Dataset items
▼

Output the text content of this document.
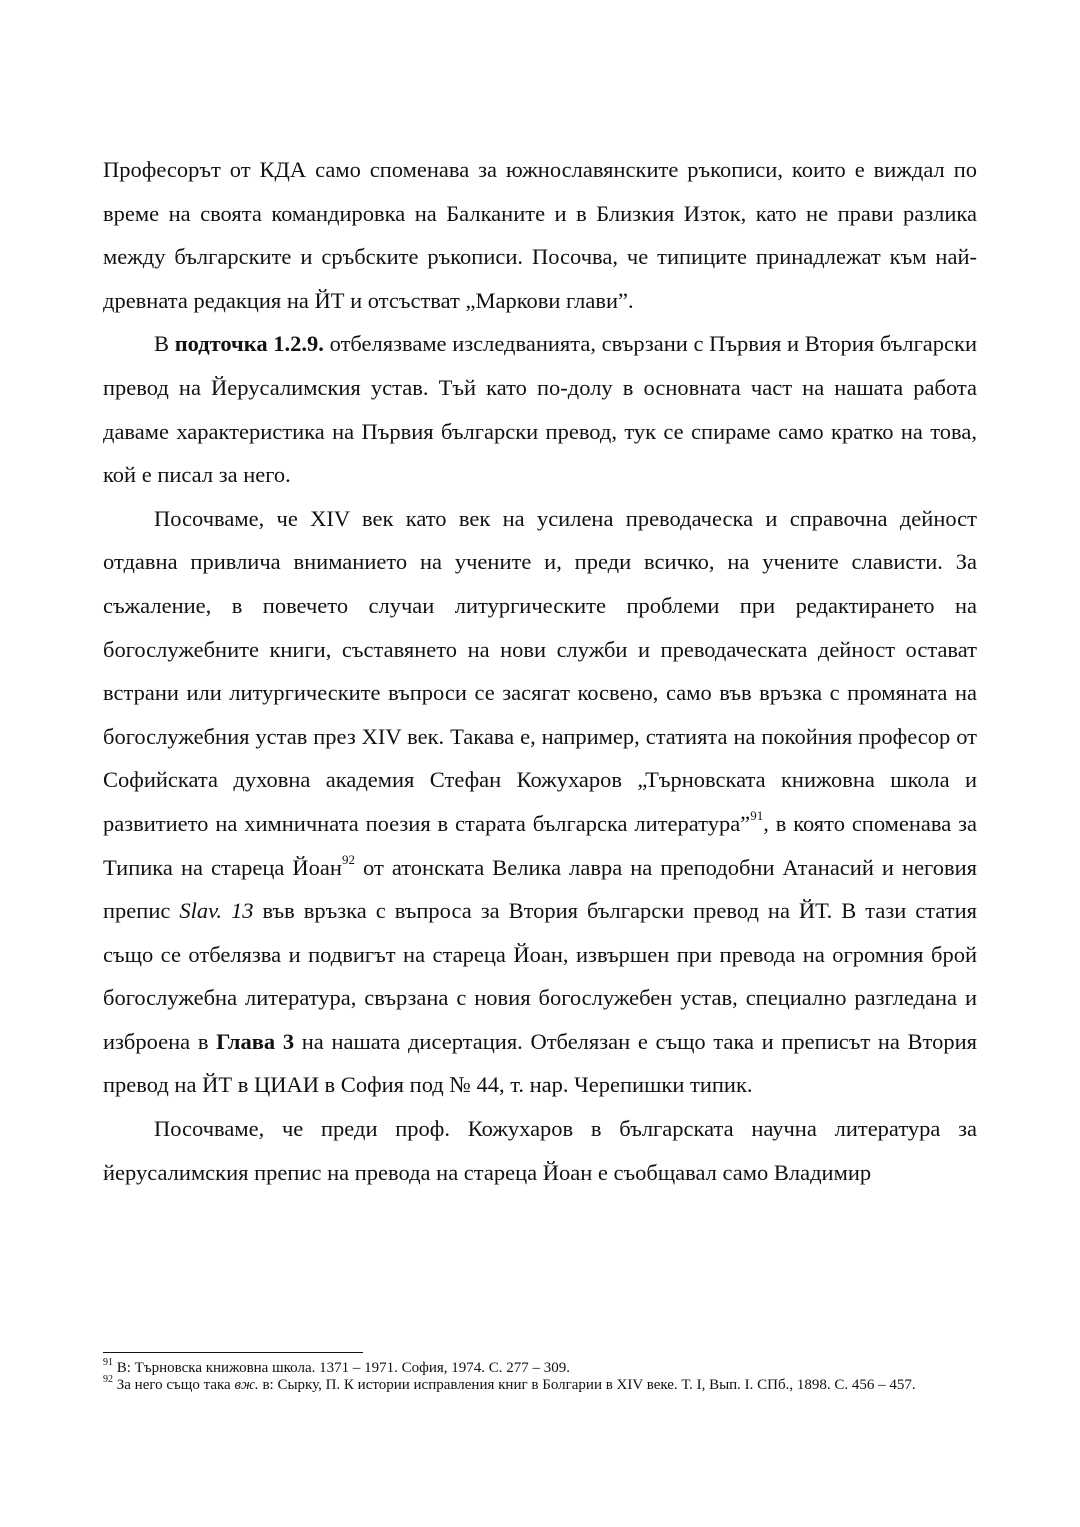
Професорът от КДА само споменава за южнославянските ръкописи, които е виждал по време на своята командировка на Балканите и в Близкия Изток, като не прави разлика между българските и сръбските ръкописи. Посочва, че типиците принадлежат към най-древната редакция на ЙТ и отсъстват „Маркови глави”.

В подточка 1.2.9. отбелязваме изследванията, свързани с Първия и Втория български превод на Йерусалимския устав. Тъй като по-долу в основната част на нашата работа даваме характеристика на Първия български превод, тук се спираме само кратко на това, кой е писал за него.

Посочваме, че XIV век като век на усилена преводаческа и справочна дейност отдавна привлича вниманието на учените и, преди всичко, на учените слависти. За съжаление, в повечето случаи литургическите проблеми при редактирането на богослужебните книги, съставянето на нови служби и преводаческата дейност остават встрани или литургическите въпроси се засягат косвено, само във връзка с промяната на богослужебния устав през XIV век. Такава е, например, статията на покойния професор от Софийската духовна академия Стефан Кожухаров „Търновската книжовна школа и развитието на химничната поезия в старата българска литература”$^{91}$, в която споменава за Типика на стареца Йоан$^{92}$ от атонската Велика лавра на преподобни Атанасий и неговия препис Slav. 13 във връзка с въпроса за Втория български превод на ЙТ. В тази статия също се отбелязва и подвигът на стареца Йоан, извършен при превода на огромния брой богослужебна литература, свързана с новия богослужебен устав, специално разгледана и изброена в Глава 3 на нашата дисертация. Отбелязан е също така и преписът на Втория превод на ЙТ в ЦИАИ в София под № 44, т. нар. Черепишки типик.

Посочваме, че преди проф. Кожухаров в българската научна литература за йерусалимския препис на превода на стареца Йоан е съобщавал само Владимир

$^{91}$ В: Търновска книжовна школа. 1371 – 1971. София, 1974. С. 277 – 309.

$^{92}$ За него също така вж. в: Сырку, П. К истории исправления книг в Болгарии в XIV веке. Т. I, Вып. I. СПб., 1898. С. 456 – 457.
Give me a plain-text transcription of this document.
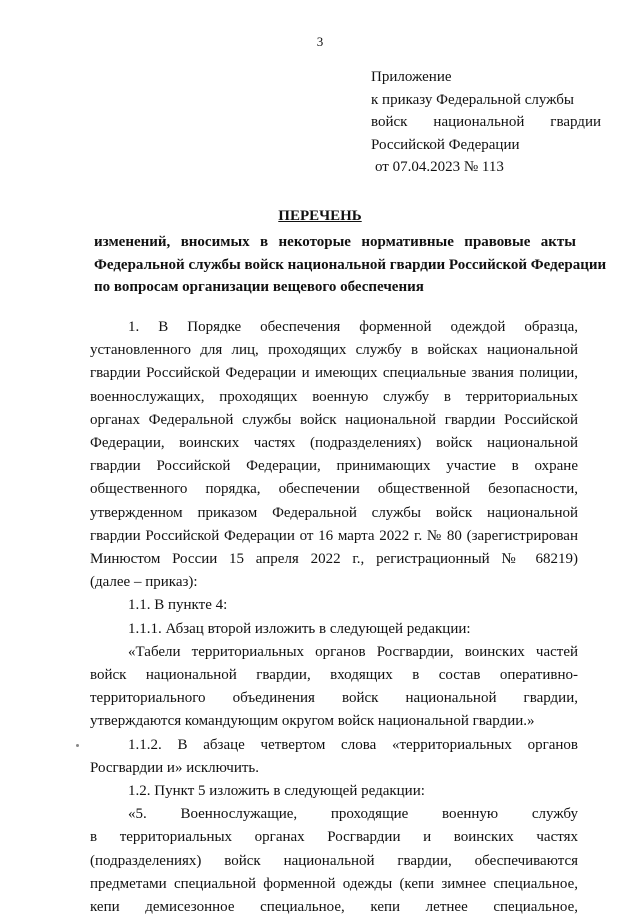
3
Приложение
к приказу Федеральной службы
войск национальной гвардии
Российской Федерации
от 07.04.2023 № 113
ПЕРЕЧЕНЬ
изменений, вносимых в некоторые нормативные правовые акты
Федеральной службы войск национальной гвардии Российской Федерации
по вопросам организации вещевого обеспечения
1. В Порядке обеспечения форменной одеждой образца,
установленного для лиц, проходящих службу в войсках национальной
гвардии Российской Федерации и имеющих специальные звания полиции,
военнослужащих, проходящих военную службу в территориальных
органах Федеральной службы войск национальной гвардии Российской
Федерации, воинских частях (подразделениях) войск национальной
гвардии Российской Федерации, принимающих участие в охране
общественного порядка, обеспечении общественной безопасности,
утвержденном приказом Федеральной службы войск национальной
гвардии Российской Федерации от 16 марта 2022 г. № 80 (зарегистрирован
Минюстом России 15 апреля 2022 г., регистрационный № 68219)
(далее – приказ):
1.1. В пункте 4:
1.1.1. Абзац второй изложить в следующей редакции:
«Табели территориальных органов Росгвардии, воинских частей
войск национальной гвардии, входящих в состав оперативно-
территориального объединения войск национальной гвардии,
утверждаются командующим округом войск национальной гвардии.»
1.1.2. В абзаце четвертом слова «территориальных органов
Росгвардии и» исключить.
1.2. Пункт 5 изложить в следующей редакции:
«5. Военнослужащие, проходящие военную службу
в территориальных органах Росгвардии и воинских частях
(подразделениях) войск национальной гвардии, обеспечиваются
предметами специальной форменной одежды (кепи зимнее специальное,
кепи демисезонное специальное, кепи летнее специальное,
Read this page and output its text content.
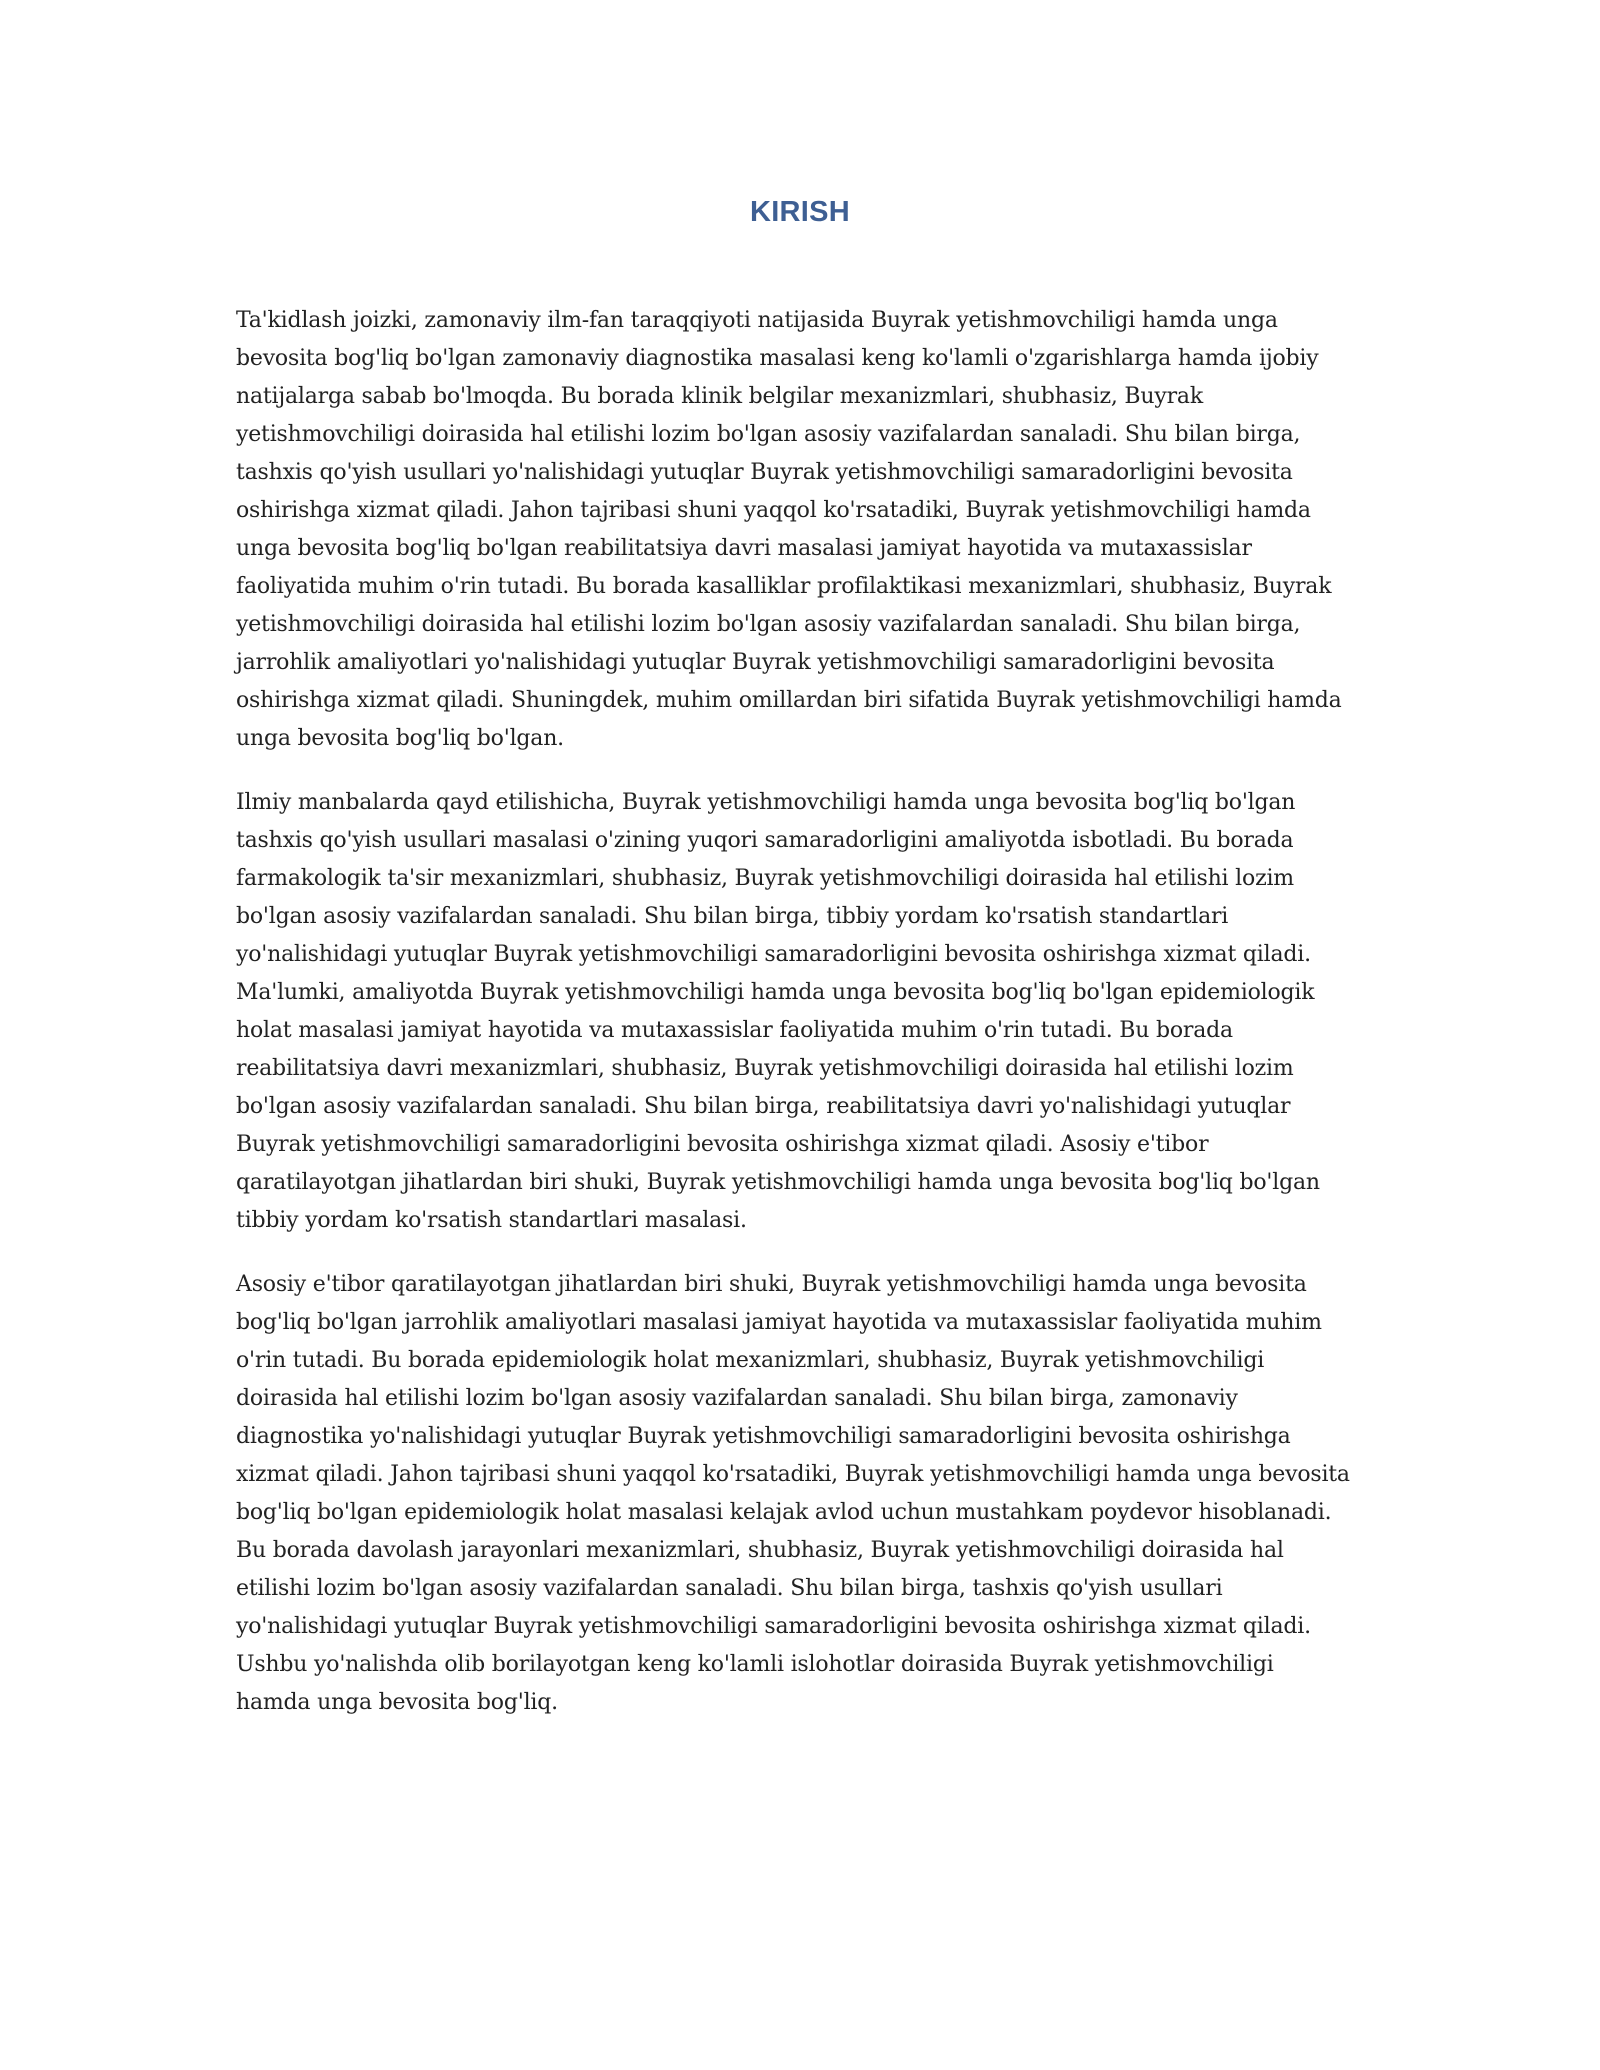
KIRISH

Ta'kidlash joizki, zamonaviy ilm-fan taraqqiyoti natijasida Buyrak yetishmovchiligi hamda unga bevosita bog'liq bo'lgan zamonaviy diagnostika masalasi keng ko'lamli o'zgarishlarga hamda ijobiy natijalarga sabab bo'lmoqda. Bu borada klinik belgilar mexanizmlari, shubhasiz, Buyrak yetishmovchiligi doirasida hal etilishi lozim bo'lgan asosiy vazifalardan sanaladi. Shu bilan birga, tashxis qo'yish usullari yo'nalishidagi yutuqlar Buyrak yetishmovchiligi samaradorligini bevosita oshirishga xizmat qiladi. Jahon tajribasi shuni yaqqol ko'rsatadiki, Buyrak yetishmovchiligi hamda unga bevosita bog'liq bo'lgan reabilitatsiya davri masalasi jamiyat hayotida va mutaxassislar faoliyatida muhim o'rin tutadi. Bu borada kasalliklar profilaktikasi mexanizmlari, shubhasiz, Buyrak yetishmovchiligi doirasida hal etilishi lozim bo'lgan asosiy vazifalardan sanaladi. Shu bilan birga, jarrohlik amaliyotlari yo'nalishidagi yutuqlar Buyrak yetishmovchiligi samaradorligini bevosita oshirishga xizmat qiladi. Shuningdek, muhim omillardan biri sifatida Buyrak yetishmovchiligi hamda unga bevosita bog'liq bo'lgan.

Ilmiy manbalarda qayd etilishicha, Buyrak yetishmovchiligi hamda unga bevosita bog'liq bo'lgan tashxis qo'yish usullari masalasi o'zining yuqori samaradorligini amaliyotda isbotladi. Bu borada farmakologik ta'sir mexanizmlari, shubhasiz, Buyrak yetishmovchiligi doirasida hal etilishi lozim bo'lgan asosiy vazifalardan sanaladi. Shu bilan birga, tibbiy yordam ko'rsatish standartlari yo'nalishidagi yutuqlar Buyrak yetishmovchiligi samaradorligini bevosita oshirishga xizmat qiladi. Ma'lumki, amaliyotda Buyrak yetishmovchiligi hamda unga bevosita bog'liq bo'lgan epidemiologik holat masalasi jamiyat hayotida va mutaxassislar faoliyatida muhim o'rin tutadi. Bu borada reabilitatsiya davri mexanizmlari, shubhasiz, Buyrak yetishmovchiligi doirasida hal etilishi lozim bo'lgan asosiy vazifalardan sanaladi. Shu bilan birga, reabilitatsiya davri yo'nalishidagi yutuqlar Buyrak yetishmovchiligi samaradorligini bevosita oshirishga xizmat qiladi. Asosiy e'tibor qaratilayotgan jihatlardan biri shuki, Buyrak yetishmovchiligi hamda unga bevosita bog'liq bo'lgan tibbiy yordam ko'rsatish standartlari masalasi.

Asosiy e'tibor qaratilayotgan jihatlardan biri shuki, Buyrak yetishmovchiligi hamda unga bevosita bog'liq bo'lgan jarrohlik amaliyotlari masalasi jamiyat hayotida va mutaxassislar faoliyatida muhim o'rin tutadi. Bu borada epidemiologik holat mexanizmlari, shubhasiz, Buyrak yetishmovchiligi doirasida hal etilishi lozim bo'lgan asosiy vazifalardan sanaladi. Shu bilan birga, zamonaviy diagnostika yo'nalishidagi yutuqlar Buyrak yetishmovchiligi samaradorligini bevosita oshirishga xizmat qiladi. Jahon tajribasi shuni yaqqol ko'rsatadiki, Buyrak yetishmovchiligi hamda unga bevosita bog'liq bo'lgan epidemiologik holat masalasi kelajak avlod uchun mustahkam poydevor hisoblanadi. Bu borada davolash jarayonlari mexanizmlari, shubhasiz, Buyrak yetishmovchiligi doirasida hal etilishi lozim bo'lgan asosiy vazifalardan sanaladi. Shu bilan birga, tashxis qo'yish usullari yo'nalishidagi yutuqlar Buyrak yetishmovchiligi samaradorligini bevosita oshirishga xizmat qiladi. Ushbu yo'nalishda olib borilayotgan keng ko'lamli islohotlar doirasida Buyrak yetishmovchiligi hamda unga bevosita bog'liq.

▲

Aim of the task → Using the listing above, pull out all lines that hold the word "споменава".

Result of this task →
Професорът от КДА само споменава за южнославянските ръкописи, които е виждал по време на своята командировка на Балканите и в Близкия Изток, като не прави разлика между българските и сръбските ръкописи. Посочва, че типиците принадлежат към най-древната редакция на ЙТ и отсъстват „Маркови глави”.
Посочваме, че XIV век като век на усилена преводаческа и справочна дейност отдавна привлича вниманието на учените и, преди всичко, на учените слависти. За съжаление, в повечето случаи литургическите проблеми при редактирането на богослужебните книги, съставянето на нови служби и преводаческата дейност остават встрани или литургическите въпроси се засягат косвено, само във връзка с промяната на богослужебния устав през XIV век. Такава е, например, статията на покойния професор от Софийската духовна академия Стефан Кожухаров „Търновската книжовна школа и развитието на химничната поезия в старата българска литература”$^{91}$, в която споменава за Типика на стареца Йоан$^{92}$ от атонската Велика лавра на преподобни Атанасий и неговия препис Slav. 13 във връзка с въпроса за Втория български превод на ЙТ. В тази статия също се отбелязва и подвигът на стареца Йоан, извършен при превода на огромния брой богослужебна литература, свързана с новия богослужебен устав, специално разгледана и изброена в Глава 3 на нашата дисертация. Отбелязан е също така и преписът на Втория превод на ЙТ в ЦИАИ в София под № 44, т. нар. Черепишки типик.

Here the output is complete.